### MATERIAL FOR THE TASK

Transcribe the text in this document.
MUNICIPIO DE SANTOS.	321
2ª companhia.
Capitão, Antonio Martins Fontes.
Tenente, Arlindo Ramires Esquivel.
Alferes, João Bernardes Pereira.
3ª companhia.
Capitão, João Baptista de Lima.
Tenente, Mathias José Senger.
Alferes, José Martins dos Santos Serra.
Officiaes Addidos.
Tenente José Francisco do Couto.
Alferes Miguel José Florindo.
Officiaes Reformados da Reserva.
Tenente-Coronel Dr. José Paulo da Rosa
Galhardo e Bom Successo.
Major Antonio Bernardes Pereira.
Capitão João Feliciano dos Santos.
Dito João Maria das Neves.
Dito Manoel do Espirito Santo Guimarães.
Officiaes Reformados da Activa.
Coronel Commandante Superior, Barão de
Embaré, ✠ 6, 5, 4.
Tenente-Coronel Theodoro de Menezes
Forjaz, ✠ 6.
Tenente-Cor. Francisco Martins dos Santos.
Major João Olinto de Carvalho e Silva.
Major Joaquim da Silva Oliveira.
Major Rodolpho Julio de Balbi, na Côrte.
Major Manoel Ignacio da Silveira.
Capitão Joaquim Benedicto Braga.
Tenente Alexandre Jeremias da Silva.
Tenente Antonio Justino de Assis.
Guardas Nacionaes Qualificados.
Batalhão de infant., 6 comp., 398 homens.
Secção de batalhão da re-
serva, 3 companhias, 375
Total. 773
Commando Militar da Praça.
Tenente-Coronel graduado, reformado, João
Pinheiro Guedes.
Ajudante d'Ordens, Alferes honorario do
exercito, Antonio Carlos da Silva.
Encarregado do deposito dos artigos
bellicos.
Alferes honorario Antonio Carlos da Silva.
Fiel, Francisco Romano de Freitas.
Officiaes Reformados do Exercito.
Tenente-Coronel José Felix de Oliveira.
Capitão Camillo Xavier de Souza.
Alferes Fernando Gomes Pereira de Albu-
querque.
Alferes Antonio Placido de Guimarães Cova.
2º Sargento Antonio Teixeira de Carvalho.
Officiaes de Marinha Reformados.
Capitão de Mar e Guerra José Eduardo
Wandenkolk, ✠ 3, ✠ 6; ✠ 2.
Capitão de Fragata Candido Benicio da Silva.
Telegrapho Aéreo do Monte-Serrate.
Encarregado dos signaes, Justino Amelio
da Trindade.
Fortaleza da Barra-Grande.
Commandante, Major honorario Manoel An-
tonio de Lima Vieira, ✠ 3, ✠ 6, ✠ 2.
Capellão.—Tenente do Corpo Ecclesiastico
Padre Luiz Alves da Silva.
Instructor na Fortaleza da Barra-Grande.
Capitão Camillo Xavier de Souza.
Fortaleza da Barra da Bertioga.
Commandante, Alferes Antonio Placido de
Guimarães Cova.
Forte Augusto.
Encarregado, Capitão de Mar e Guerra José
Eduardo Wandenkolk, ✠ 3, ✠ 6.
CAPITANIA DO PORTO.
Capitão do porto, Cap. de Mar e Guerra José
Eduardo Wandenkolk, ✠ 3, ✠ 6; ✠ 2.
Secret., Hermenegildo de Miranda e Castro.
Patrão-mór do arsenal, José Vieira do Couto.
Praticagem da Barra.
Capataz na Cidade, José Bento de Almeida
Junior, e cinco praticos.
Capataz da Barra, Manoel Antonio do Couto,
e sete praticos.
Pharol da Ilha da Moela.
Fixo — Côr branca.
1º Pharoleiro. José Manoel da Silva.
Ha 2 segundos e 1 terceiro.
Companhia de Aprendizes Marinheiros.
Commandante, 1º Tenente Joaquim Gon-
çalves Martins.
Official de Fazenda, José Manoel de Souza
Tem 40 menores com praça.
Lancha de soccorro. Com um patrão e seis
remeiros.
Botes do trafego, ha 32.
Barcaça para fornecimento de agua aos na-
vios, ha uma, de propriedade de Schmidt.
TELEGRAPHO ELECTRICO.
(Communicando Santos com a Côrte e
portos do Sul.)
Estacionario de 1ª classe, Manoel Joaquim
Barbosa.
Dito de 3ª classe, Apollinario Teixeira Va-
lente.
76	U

### PROBLEM DETAILS
Write down all the entries again without a single difference.

### OUTPUT BELOW
Transcribe the text in this document.
MUNICIPIO DE SANTOS.	321
2ª companhia.
Capitão, Antonio Martins Fontes.
Tenente, Arlindo Ramires Esquivel.
Alferes, João Bernardes Pereira.
3ª companhia.
Capitão, João Baptista de Lima.
Tenente, Mathias José Senger.
Alferes, José Martins dos Santos Serra.
Officiaes Addidos.
Tenente José Francisco do Couto.
Alferes Miguel José Florindo.
Officiaes Reformados da Reserva.
Tenente-Coronel Dr. José Paulo da Rosa
Galhardo e Bom Successo.
Major Antonio Bernardes Pereira.
Capitão João Feliciano dos Santos.
Dito João Maria das Neves.
Dito Manoel do Espirito Santo Guimarães.
Officiaes Reformados da Activa.
Coronel Commandante Superior, Barão de
Embaré, ✠ 6, 5, 4.
Tenente-Coronel Theodoro de Menezes
Forjaz, ✠ 6.
Tenente-Cor. Francisco Martins dos Santos.
Major João Olinto de Carvalho e Silva.
Major Joaquim da Silva Oliveira.
Major Rodolpho Julio de Balbi, na Côrte.
Major Manoel Ignacio da Silveira.
Capitão Joaquim Benedicto Braga.
Tenente Alexandre Jeremias da Silva.
Tenente Antonio Justino de Assis.
Guardas Nacionaes Qualificados.
Batalhão de infant., 6 comp., 398 homens.
Secção de batalhão da re-
serva, 3 companhias, 375
Total. 773
Commando Militar da Praça.
Tenente-Coronel graduado, reformado, João
Pinheiro Guedes.
Ajudante d'Ordens, Alferes honorario do
exercito, Antonio Carlos da Silva.
Encarregado do deposito dos artigos
bellicos.
Alferes honorario Antonio Carlos da Silva.
Fiel, Francisco Romano de Freitas.
Officiaes Reformados do Exercito.
Tenente-Coronel José Felix de Oliveira.
Capitão Camillo Xavier de Souza.
Alferes Fernando Gomes Pereira de Albu-
querque.
Alferes Antonio Placido de Guimarães Cova.
2º Sargento Antonio Teixeira de Carvalho.
Officiaes de Marinha Reformados.
Capitão de Mar e Guerra José Eduardo
Wandenkolk, ✠ 3, ✠ 6; ✠ 2.
Capitão de Fragata Candido Benicio da Silva.
Telegrapho Aéreo do Monte-Serrate.
Encarregado dos signaes, Justino Amelio
da Trindade.
Fortaleza da Barra-Grande.
Commandante, Major honorario Manoel An-
tonio de Lima Vieira, ✠ 3, ✠ 6, ✠ 2.
Capellão.—Tenente do Corpo Ecclesiastico
Padre Luiz Alves da Silva.
Instructor na Fortaleza da Barra-Grande.
Capitão Camillo Xavier de Souza.
Fortaleza da Barra da Bertioga.
Commandante, Alferes Antonio Placido de
Guimarães Cova.
Forte Augusto.
Encarregado, Capitão de Mar e Guerra José
Eduardo Wandenkolk, ✠ 3, ✠ 6.
CAPITANIA DO PORTO.
Capitão do porto, Cap. de Mar e Guerra José
Eduardo Wandenkolk, ✠ 3, ✠ 6; ✠ 2.
Secret., Hermenegildo de Miranda e Castro.
Patrão-mór do arsenal, José Vieira do Couto.
Praticagem da Barra.
Capataz na Cidade, José Bento de Almeida
Junior, e cinco praticos.
Capataz da Barra, Manoel Antonio do Couto,
e sete praticos.
Pharol da Ilha da Moela.
Fixo — Côr branca.
1º Pharoleiro. José Manoel da Silva.
Ha 2 segundos e 1 terceiro.
Companhia de Aprendizes Marinheiros.
Commandante, 1º Tenente Joaquim Gon-
çalves Martins.
Official de Fazenda, José Manoel de Souza
Tem 40 menores com praça.
Lancha de soccorro. Com um patrão e seis
remeiros.
Botes do trafego, ha 32.
Barcaça para fornecimento de agua aos na-
vios, ha uma, de propriedade de Schmidt.
TELEGRAPHO ELECTRICO.
(Communicando Santos com a Côrte e
portos do Sul.)
Estacionario de 1ª classe, Manoel Joaquim
Barbosa.
Dito de 3ª classe, Apollinario Teixeira Va-
lente.
76	U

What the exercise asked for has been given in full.